Task description => Repeat the entries below exactly as they appear, with no pictures.

Material for the task =>
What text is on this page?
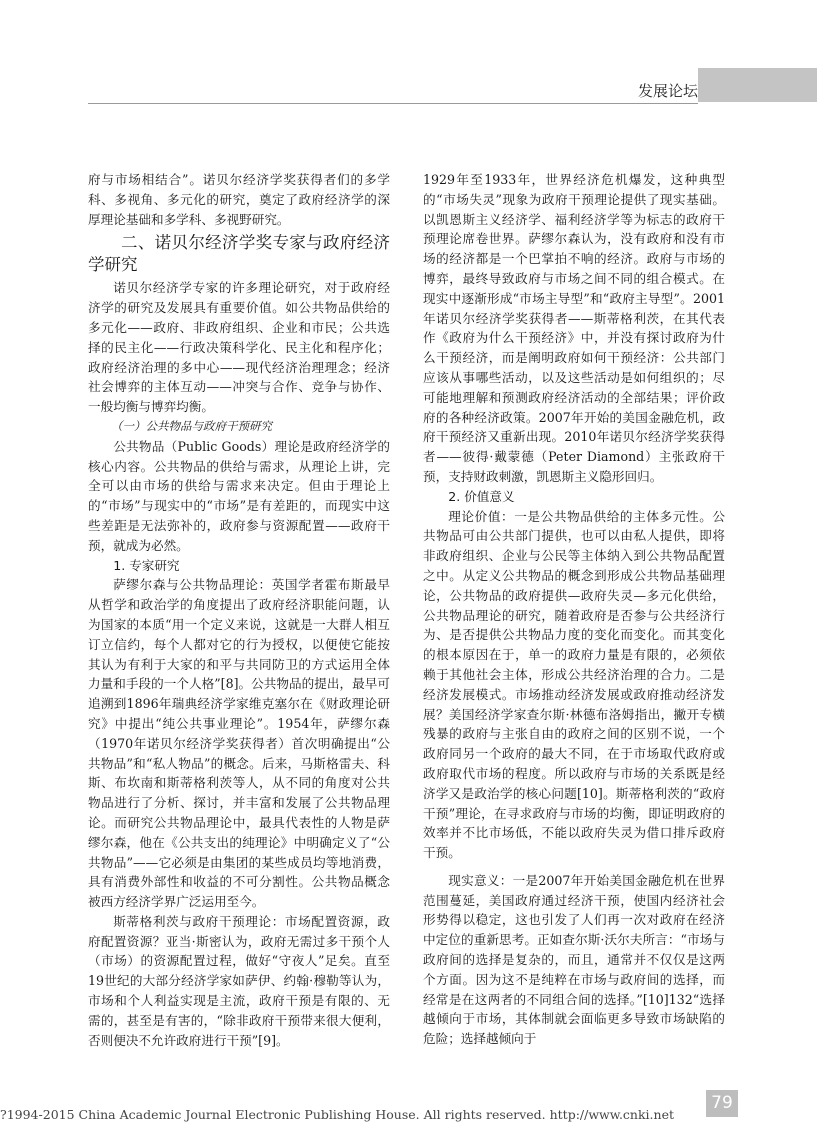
发展论坛

府与市场相结合”。诺贝尔经济学奖获得者们的多学科、多视角、多元化的研究，奠定了政府经济学的深厚理论基础和多学科、多视野研究。

二、诺贝尔经济学奖专家与政府经济学研究

诺贝尔经济学专家的许多理论研究，对于政府经济学的研究及发展具有重要价值。如公共物品供给的多元化——政府、非政府组织、企业和市民；公共选择的民主化——行政决策科学化、民主化和程序化；政府经济治理的多中心——现代经济治理理念；经济社会博弈的主体互动——冲突与合作、竞争与协作、一般均衡与博弈均衡。

（一）公共物品与政府干预研究

公共物品（Public Goods）理论是政府经济学的核心内容。公共物品的供给与需求，从理论上讲，完全可以由市场的供给与需求来决定。但由于理论上的“市场”与现实中的“市场”是有差距的，而现实中这些差距是无法弥补的，政府参与资源配置——政府干预，就成为必然。

1. 专家研究

萨缪尔森与公共物品理论：英国学者霍布斯最早从哲学和政治学的角度提出了政府经济职能问题，认为国家的本质“用一个定义来说，这就是一大群人相互订立信约，每个人都对它的行为授权，以便使它能按其认为有利于大家的和平与共同防卫的方式运用全体力量和手段的一个人格”[8]。公共物品的提出，最早可追溯到1896年瑞典经济学家维克塞尔在《财政理论研究》中提出“纯公共事业理论”。1954年，萨缪尔森（1970年诺贝尔经济学奖获得者）首次明确提出“公共物品”和“私人物品”的概念。后来，马斯格雷夫、科斯、布坎南和斯蒂格利茨等人，从不同的角度对公共物品进行了分析、探讨，并丰富和发展了公共物品理论。而研究公共物品理论中，最具代表性的人物是萨缪尔森，他在《公共支出的纯理论》中明确定义了“公共物品”——它必须是由集团的某些成员均等地消费，具有消费外部性和收益的不可分割性。公共物品概念被西方经济学界广泛运用至今。

斯蒂格利茨与政府干预理论：市场配置资源，政府配置资源？亚当·斯密认为，政府无需过多干预个人（市场）的资源配置过程，做好“守夜人”足矣。直至19世纪的大部分经济学家如萨伊、约翰·穆勒等认为，市场和个人利益实现是主流，政府干预是有限的、无需的，甚至是有害的，“除非政府干预带来很大便利，否则便决不允许政府进行干预”[9]。

1929年至1933年，世界经济危机爆发，这种典型的“市场失灵”现象为政府干预理论提供了现实基础。以凯恩斯主义经济学、福利经济学等为标志的政府干预理论席卷世界。萨缪尔森认为，没有政府和没有市场的经济都是一个巴掌拍不响的经济。政府与市场的博弈，最终导致政府与市场之间不同的组合模式。在现实中逐渐形成“市场主导型”和“政府主导型”。2001年诺贝尔经济学奖获得者——斯蒂格利茨，在其代表作《政府为什么干预经济》中，并没有探讨政府为什么干预经济，而是阐明政府如何干预经济：公共部门应该从事哪些活动，以及这些活动是如何组织的；尽可能地理解和预测政府经济活动的全部结果；评价政府的各种经济政策。2007年开始的美国金融危机，政府干预经济又重新出现。2010年诺贝尔经济学奖获得者——彼得·戴蒙德（Peter Diamond）主张政府干预，支持财政刺激，凯恩斯主义隐形回归。

2. 价值意义

理论价值：一是公共物品供给的主体多元性。公共物品可由公共部门提供，也可以由私人提供，即将非政府组织、企业与公民等主体纳入到公共物品配置之中。从定义公共物品的概念到形成公共物品基础理论，公共物品的政府提供—政府失灵—多元化供给，公共物品理论的研究，随着政府是否参与公共经济行为、是否提供公共物品力度的变化而变化。而其变化的根本原因在于，单一的政府力量是有限的，必须依赖于其他社会主体，形成公共经济治理的合力。二是经济发展模式。市场推动经济发展或政府推动经济发展？美国经济学家查尔斯·林德布洛姆指出，撇开专横残暴的政府与主张自由的政府之间的区别不说，一个政府同另一个政府的最大不同，在于市场取代政府或政府取代市场的程度。所以政府与市场的关系既是经济学又是政治学的核心问题[10]。斯蒂格利茨的“政府干预”理论，在寻求政府与市场的均衡，即证明政府的效率并不比市场低，不能以政府失灵为借口排斥政府干预。

现实意义：一是2007年开始美国金融危机在世界范围蔓延，美国政府通过经济干预，使国内经济社会形势得以稳定，这也引发了人们再一次对政府在经济中定位的重新思考。正如查尔斯·沃尔夫所言：“市场与政府间的选择是复杂的，而且，通常并不仅仅是这两个方面。因为这不是纯粹在市场与政府间的选择，而经常是在这两者的不同组合间的选择。”[10]132“选择越倾向于市场，其体制就会面临更多导致市场缺陷的危险；选择越倾向于

?1994-2015 China Academic Journal Electronic Publishing House. All rights reserved. http://www.cnki.net
79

Full solution =>
What text is on this page?
发展论坛

府与市场相结合”。诺贝尔经济学奖获得者们的多学科、多视角、多元化的研究，奠定了政府经济学的深厚理论基础和多学科、多视野研究。

二、诺贝尔经济学奖专家与政府经济学研究

诺贝尔经济学专家的许多理论研究，对于政府经济学的研究及发展具有重要价值。如公共物品供给的多元化——政府、非政府组织、企业和市民；公共选择的民主化——行政决策科学化、民主化和程序化；政府经济治理的多中心——现代经济治理理念；经济社会博弈的主体互动——冲突与合作、竞争与协作、一般均衡与博弈均衡。

（一）公共物品与政府干预研究

公共物品（Public Goods）理论是政府经济学的核心内容。公共物品的供给与需求，从理论上讲，完全可以由市场的供给与需求来决定。但由于理论上的“市场”与现实中的“市场”是有差距的，而现实中这些差距是无法弥补的，政府参与资源配置——政府干预，就成为必然。

1. 专家研究

萨缪尔森与公共物品理论：英国学者霍布斯最早从哲学和政治学的角度提出了政府经济职能问题，认为国家的本质“用一个定义来说，这就是一大群人相互订立信约，每个人都对它的行为授权，以便使它能按其认为有利于大家的和平与共同防卫的方式运用全体力量和手段的一个人格”[8]。公共物品的提出，最早可追溯到1896年瑞典经济学家维克塞尔在《财政理论研究》中提出“纯公共事业理论”。1954年，萨缪尔森（1970年诺贝尔经济学奖获得者）首次明确提出“公共物品”和“私人物品”的概念。后来，马斯格雷夫、科斯、布坎南和斯蒂格利茨等人，从不同的角度对公共物品进行了分析、探讨，并丰富和发展了公共物品理论。而研究公共物品理论中，最具代表性的人物是萨缪尔森，他在《公共支出的纯理论》中明确定义了“公共物品”——它必须是由集团的某些成员均等地消费，具有消费外部性和收益的不可分割性。公共物品概念被西方经济学界广泛运用至今。

斯蒂格利茨与政府干预理论：市场配置资源，政府配置资源？亚当·斯密认为，政府无需过多干预个人（市场）的资源配置过程，做好“守夜人”足矣。直至19世纪的大部分经济学家如萨伊、约翰·穆勒等认为，市场和个人利益实现是主流，政府干预是有限的、无需的，甚至是有害的，“除非政府干预带来很大便利，否则便决不允许政府进行干预”[9]。

1929年至1933年，世界经济危机爆发，这种典型的“市场失灵”现象为政府干预理论提供了现实基础。以凯恩斯主义经济学、福利经济学等为标志的政府干预理论席卷世界。萨缪尔森认为，没有政府和没有市场的经济都是一个巴掌拍不响的经济。政府与市场的博弈，最终导致政府与市场之间不同的组合模式。在现实中逐渐形成“市场主导型”和“政府主导型”。2001年诺贝尔经济学奖获得者——斯蒂格利茨，在其代表作《政府为什么干预经济》中，并没有探讨政府为什么干预经济，而是阐明政府如何干预经济：公共部门应该从事哪些活动，以及这些活动是如何组织的；尽可能地理解和预测政府经济活动的全部结果；评价政府的各种经济政策。2007年开始的美国金融危机，政府干预经济又重新出现。2010年诺贝尔经济学奖获得者——彼得·戴蒙德（Peter Diamond）主张政府干预，支持财政刺激，凯恩斯主义隐形回归。

2. 价值意义

理论价值：一是公共物品供给的主体多元性。公共物品可由公共部门提供，也可以由私人提供，即将非政府组织、企业与公民等主体纳入到公共物品配置之中。从定义公共物品的概念到形成公共物品基础理论，公共物品的政府提供—政府失灵—多元化供给，公共物品理论的研究，随着政府是否参与公共经济行为、是否提供公共物品力度的变化而变化。而其变化的根本原因在于，单一的政府力量是有限的，必须依赖于其他社会主体，形成公共经济治理的合力。二是经济发展模式。市场推动经济发展或政府推动经济发展？美国经济学家查尔斯·林德布洛姆指出，撇开专横残暴的政府与主张自由的政府之间的区别不说，一个政府同另一个政府的最大不同，在于市场取代政府或政府取代市场的程度。所以政府与市场的关系既是经济学又是政治学的核心问题[10]。斯蒂格利茨的“政府干预”理论，在寻求政府与市场的均衡，即证明政府的效率并不比市场低，不能以政府失灵为借口排斥政府干预。

现实意义：一是2007年开始美国金融危机在世界范围蔓延，美国政府通过经济干预，使国内经济社会形势得以稳定，这也引发了人们再一次对政府在经济中定位的重新思考。正如查尔斯·沃尔夫所言：“市场与政府间的选择是复杂的，而且，通常并不仅仅是这两个方面。因为这不是纯粹在市场与政府间的选择，而经常是在这两者的不同组合间的选择。”[10]132“选择越倾向于市场，其体制就会面临更多导致市场缺陷的危险；选择越倾向于

?1994-2015 China Academic Journal Electronic Publishing House. All rights reserved. http://www.cnki.net
79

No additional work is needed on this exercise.